(Excerpts from a figure dataset)

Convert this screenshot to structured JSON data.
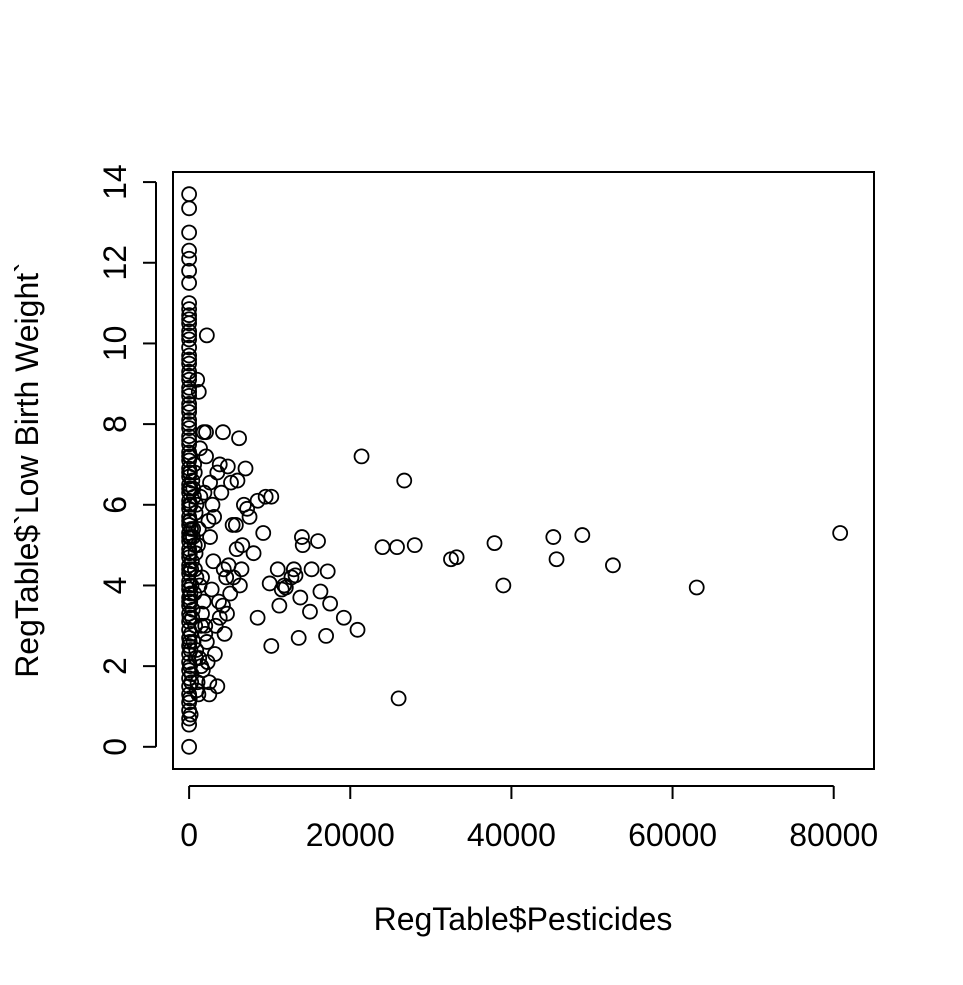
{
  "chart_data": {
    "type": "scatter",
    "title": "",
    "xlabel": "RegTable$Pesticides",
    "ylabel": "RegTable$`Low Birth Weight`",
    "xlim": [
      -2000,
      85000
    ],
    "ylim": [
      -0.55,
      14.25
    ],
    "x_ticks": [
      0,
      20000,
      40000,
      60000,
      80000
    ],
    "x_tick_labels": [
      "0",
      "20000",
      "40000",
      "60000",
      "80000"
    ],
    "y_ticks": [
      0,
      2,
      4,
      6,
      8,
      10,
      12,
      14
    ],
    "y_tick_labels": [
      "0",
      "2",
      "4",
      "6",
      "8",
      "10",
      "12",
      "14"
    ],
    "grid": false,
    "marker": "open-circle",
    "marker_color": "#000000",
    "x": [
      0,
      0,
      0,
      0,
      0,
      0,
      0,
      0,
      0,
      0,
      0,
      0,
      0,
      0,
      0,
      0,
      0,
      0,
      0,
      0,
      0,
      0,
      0,
      0,
      0,
      0,
      0,
      0,
      0,
      0,
      0,
      0,
      0,
      0,
      0,
      0,
      0,
      0,
      0,
      0,
      0,
      0,
      0,
      0,
      0,
      0,
      0,
      0,
      0,
      0,
      0,
      0,
      0,
      0,
      0,
      0,
      0,
      0,
      0,
      0,
      0,
      0,
      0,
      0,
      0,
      0,
      0,
      0,
      0,
      0,
      0,
      0,
      0,
      0,
      0,
      0,
      0,
      0,
      0,
      0,
      100,
      150,
      200,
      120,
      180,
      90,
      250,
      300,
      140,
      60,
      220,
      170,
      110,
      260,
      80,
      190,
      130,
      240,
      160,
      70,
      400,
      600,
      800,
      500,
      700,
      350,
      900,
      650,
      450,
      750,
      550,
      850,
      300,
      950,
      620,
      480,
      720,
      380,
      880,
      520,
      1000,
      1200,
      1400,
      1100,
      1300,
      1500,
      1250,
      1050,
      1350,
      1150,
      2200,
      1800,
      2100,
      1900,
      2400,
      2600,
      3000,
      2800,
      1600,
      2000,
      3200,
      3500,
      2500,
      1700,
      2300,
      700,
      900,
      1200,
      800,
      1600,
      1800,
      2000,
      2200,
      1500,
      2500,
      2100,
      4200,
      6200,
      3800,
      2600,
      4800,
      7000,
      6000,
      3500,
      5200,
      2900,
      4000,
      3100,
      5400,
      8500,
      9500,
      10200,
      7200,
      6800,
      5800,
      7500,
      9200,
      4300,
      4600,
      6600,
      8000,
      5900,
      3700,
      4200,
      5100,
      3800,
      4700,
      6300,
      5500,
      4900,
      6500,
      3300,
      4400,
      11000,
      12700,
      13000,
      14000,
      14100,
      16000,
      10000,
      11200,
      15000,
      16300,
      17500,
      12000,
      13800,
      11800,
      13200,
      15200,
      17200,
      19200,
      20900,
      13600,
      10200,
      17000,
      8500,
      11500,
      21400,
      26700,
      24000,
      25800,
      28000,
      32500,
      33200,
      37900,
      39000,
      45200,
      45600,
      48800,
      52600,
      63000,
      80800,
      26000
    ],
    "y": [
      13.7,
      13.35,
      12.75,
      12.3,
      12.1,
      11.8,
      11.5,
      11.0,
      10.85,
      10.7,
      10.5,
      10.3,
      10.1,
      9.9,
      9.7,
      9.5,
      9.3,
      9.1,
      8.9,
      8.7,
      8.5,
      8.3,
      8.1,
      7.9,
      7.7,
      7.5,
      7.3,
      7.1,
      6.9,
      6.7,
      6.5,
      6.3,
      6.1,
      5.9,
      5.7,
      5.5,
      5.3,
      5.1,
      4.9,
      4.7,
      4.5,
      4.3,
      4.1,
      3.9,
      3.7,
      3.5,
      3.3,
      3.1,
      2.9,
      2.7,
      2.5,
      2.3,
      2.1,
      1.9,
      1.7,
      1.5,
      1.3,
      1.1,
      0.9,
      0.7,
      0.55,
      0.0,
      10.6,
      10.2,
      9.6,
      9.2,
      8.8,
      8.4,
      8.0,
      7.6,
      7.2,
      6.8,
      6.4,
      6.0,
      5.6,
      5.2,
      4.8,
      4.4,
      4.0,
      3.6,
      6.8,
      6.4,
      6.0,
      5.6,
      5.2,
      4.8,
      4.4,
      4.0,
      3.6,
      3.2,
      2.8,
      2.4,
      2.0,
      1.6,
      1.2,
      0.8,
      7.2,
      5.4,
      3.8,
      2.6,
      6.6,
      6.2,
      5.8,
      5.4,
      5.0,
      4.6,
      4.2,
      3.8,
      3.4,
      3.0,
      2.6,
      2.2,
      1.8,
      1.4,
      7.0,
      5.2,
      4.4,
      3.2,
      2.4,
      6.4,
      9.1,
      8.8,
      6.2,
      5.0,
      4.0,
      3.0,
      2.2,
      1.6,
      7.4,
      1.3,
      10.2,
      7.8,
      7.2,
      6.3,
      5.6,
      5.2,
      4.6,
      3.9,
      3.3,
      2.8,
      2.3,
      1.5,
      1.3,
      1.9,
      2.1,
      6.8,
      6.0,
      5.4,
      4.8,
      4.2,
      3.6,
      3.0,
      2.6,
      2.0,
      1.6,
      7.8,
      7.8,
      7.65,
      7.0,
      6.55,
      6.95,
      6.9,
      6.6,
      6.8,
      6.55,
      6.0,
      6.3,
      5.7,
      5.5,
      6.1,
      6.2,
      6.2,
      5.9,
      6.0,
      5.5,
      5.7,
      5.3,
      4.4,
      4.2,
      5.0,
      4.8,
      4.9,
      3.6,
      3.5,
      3.8,
      3.2,
      3.3,
      4.0,
      4.2,
      4.5,
      4.4,
      3.0,
      2.8,
      4.4,
      4.2,
      4.4,
      5.2,
      5.0,
      5.1,
      4.05,
      3.5,
      3.35,
      3.85,
      3.55,
      3.95,
      3.7,
      4.0,
      4.25,
      4.4,
      4.35,
      3.2,
      2.9,
      2.7,
      2.5,
      2.75,
      3.2,
      3.9,
      7.2,
      6.6,
      4.95,
      4.95,
      5.0,
      4.65,
      4.7,
      5.05,
      4.0,
      5.2,
      4.65,
      5.25,
      4.5,
      3.95,
      5.3,
      1.2
    ]
  }
}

▶ **Problem to solve**: Set down the material exactly, every line of it, except for the pictures.

▶ **In response**:
Convert this screenshot to structured JSON data.
{
  "chart_data": {
    "type": "scatter",
    "title": "",
    "xlabel": "RegTable$Pesticides",
    "ylabel": "RegTable$`Low Birth Weight`",
    "xlim": [
      -2000,
      85000
    ],
    "ylim": [
      -0.55,
      14.25
    ],
    "x_ticks": [
      0,
      20000,
      40000,
      60000,
      80000
    ],
    "x_tick_labels": [
      "0",
      "20000",
      "40000",
      "60000",
      "80000"
    ],
    "y_ticks": [
      0,
      2,
      4,
      6,
      8,
      10,
      12,
      14
    ],
    "y_tick_labels": [
      "0",
      "2",
      "4",
      "6",
      "8",
      "10",
      "12",
      "14"
    ],
    "grid": false,
    "marker": "open-circle",
    "marker_color": "#000000",
    "x": [
      0,
      0,
      0,
      0,
      0,
      0,
      0,
      0,
      0,
      0,
      0,
      0,
      0,
      0,
      0,
      0,
      0,
      0,
      0,
      0,
      0,
      0,
      0,
      0,
      0,
      0,
      0,
      0,
      0,
      0,
      0,
      0,
      0,
      0,
      0,
      0,
      0,
      0,
      0,
      0,
      0,
      0,
      0,
      0,
      0,
      0,
      0,
      0,
      0,
      0,
      0,
      0,
      0,
      0,
      0,
      0,
      0,
      0,
      0,
      0,
      0,
      0,
      0,
      0,
      0,
      0,
      0,
      0,
      0,
      0,
      0,
      0,
      0,
      0,
      0,
      0,
      0,
      0,
      0,
      0,
      100,
      150,
      200,
      120,
      180,
      90,
      250,
      300,
      140,
      60,
      220,
      170,
      110,
      260,
      80,
      190,
      130,
      240,
      160,
      70,
      400,
      600,
      800,
      500,
      700,
      350,
      900,
      650,
      450,
      750,
      550,
      850,
      300,
      950,
      620,
      480,
      720,
      380,
      880,
      520,
      1000,
      1200,
      1400,
      1100,
      1300,
      1500,
      1250,
      1050,
      1350,
      1150,
      2200,
      1800,
      2100,
      1900,
      2400,
      2600,
      3000,
      2800,
      1600,
      2000,
      3200,
      3500,
      2500,
      1700,
      2300,
      700,
      900,
      1200,
      800,
      1600,
      1800,
      2000,
      2200,
      1500,
      2500,
      2100,
      4200,
      6200,
      3800,
      2600,
      4800,
      7000,
      6000,
      3500,
      5200,
      2900,
      4000,
      3100,
      5400,
      8500,
      9500,
      10200,
      7200,
      6800,
      5800,
      7500,
      9200,
      4300,
      4600,
      6600,
      8000,
      5900,
      3700,
      4200,
      5100,
      3800,
      4700,
      6300,
      5500,
      4900,
      6500,
      3300,
      4400,
      11000,
      12700,
      13000,
      14000,
      14100,
      16000,
      10000,
      11200,
      15000,
      16300,
      17500,
      12000,
      13800,
      11800,
      13200,
      15200,
      17200,
      19200,
      20900,
      13600,
      10200,
      17000,
      8500,
      11500,
      21400,
      26700,
      24000,
      25800,
      28000,
      32500,
      33200,
      37900,
      39000,
      45200,
      45600,
      48800,
      52600,
      63000,
      80800,
      26000
    ],
    "y": [
      13.7,
      13.35,
      12.75,
      12.3,
      12.1,
      11.8,
      11.5,
      11.0,
      10.85,
      10.7,
      10.5,
      10.3,
      10.1,
      9.9,
      9.7,
      9.5,
      9.3,
      9.1,
      8.9,
      8.7,
      8.5,
      8.3,
      8.1,
      7.9,
      7.7,
      7.5,
      7.3,
      7.1,
      6.9,
      6.7,
      6.5,
      6.3,
      6.1,
      5.9,
      5.7,
      5.5,
      5.3,
      5.1,
      4.9,
      4.7,
      4.5,
      4.3,
      4.1,
      3.9,
      3.7,
      3.5,
      3.3,
      3.1,
      2.9,
      2.7,
      2.5,
      2.3,
      2.1,
      1.9,
      1.7,
      1.5,
      1.3,
      1.1,
      0.9,
      0.7,
      0.55,
      0.0,
      10.6,
      10.2,
      9.6,
      9.2,
      8.8,
      8.4,
      8.0,
      7.6,
      7.2,
      6.8,
      6.4,
      6.0,
      5.6,
      5.2,
      4.8,
      4.4,
      4.0,
      3.6,
      6.8,
      6.4,
      6.0,
      5.6,
      5.2,
      4.8,
      4.4,
      4.0,
      3.6,
      3.2,
      2.8,
      2.4,
      2.0,
      1.6,
      1.2,
      0.8,
      7.2,
      5.4,
      3.8,
      2.6,
      6.6,
      6.2,
      5.8,
      5.4,
      5.0,
      4.6,
      4.2,
      3.8,
      3.4,
      3.0,
      2.6,
      2.2,
      1.8,
      1.4,
      7.0,
      5.2,
      4.4,
      3.2,
      2.4,
      6.4,
      9.1,
      8.8,
      6.2,
      5.0,
      4.0,
      3.0,
      2.2,
      1.6,
      7.4,
      1.3,
      10.2,
      7.8,
      7.2,
      6.3,
      5.6,
      5.2,
      4.6,
      3.9,
      3.3,
      2.8,
      2.3,
      1.5,
      1.3,
      1.9,
      2.1,
      6.8,
      6.0,
      5.4,
      4.8,
      4.2,
      3.6,
      3.0,
      2.6,
      2.0,
      1.6,
      7.8,
      7.8,
      7.65,
      7.0,
      6.55,
      6.95,
      6.9,
      6.6,
      6.8,
      6.55,
      6.0,
      6.3,
      5.7,
      5.5,
      6.1,
      6.2,
      6.2,
      5.9,
      6.0,
      5.5,
      5.7,
      5.3,
      4.4,
      4.2,
      5.0,
      4.8,
      4.9,
      3.6,
      3.5,
      3.8,
      3.2,
      3.3,
      4.0,
      4.2,
      4.5,
      4.4,
      3.0,
      2.8,
      4.4,
      4.2,
      4.4,
      5.2,
      5.0,
      5.1,
      4.05,
      3.5,
      3.35,
      3.85,
      3.55,
      3.95,
      3.7,
      4.0,
      4.25,
      4.4,
      4.35,
      3.2,
      2.9,
      2.7,
      2.5,
      2.75,
      3.2,
      3.9,
      7.2,
      6.6,
      4.95,
      4.95,
      5.0,
      4.65,
      4.7,
      5.05,
      4.0,
      5.2,
      4.65,
      5.25,
      4.5,
      3.95,
      5.3,
      1.2
    ]
  }
}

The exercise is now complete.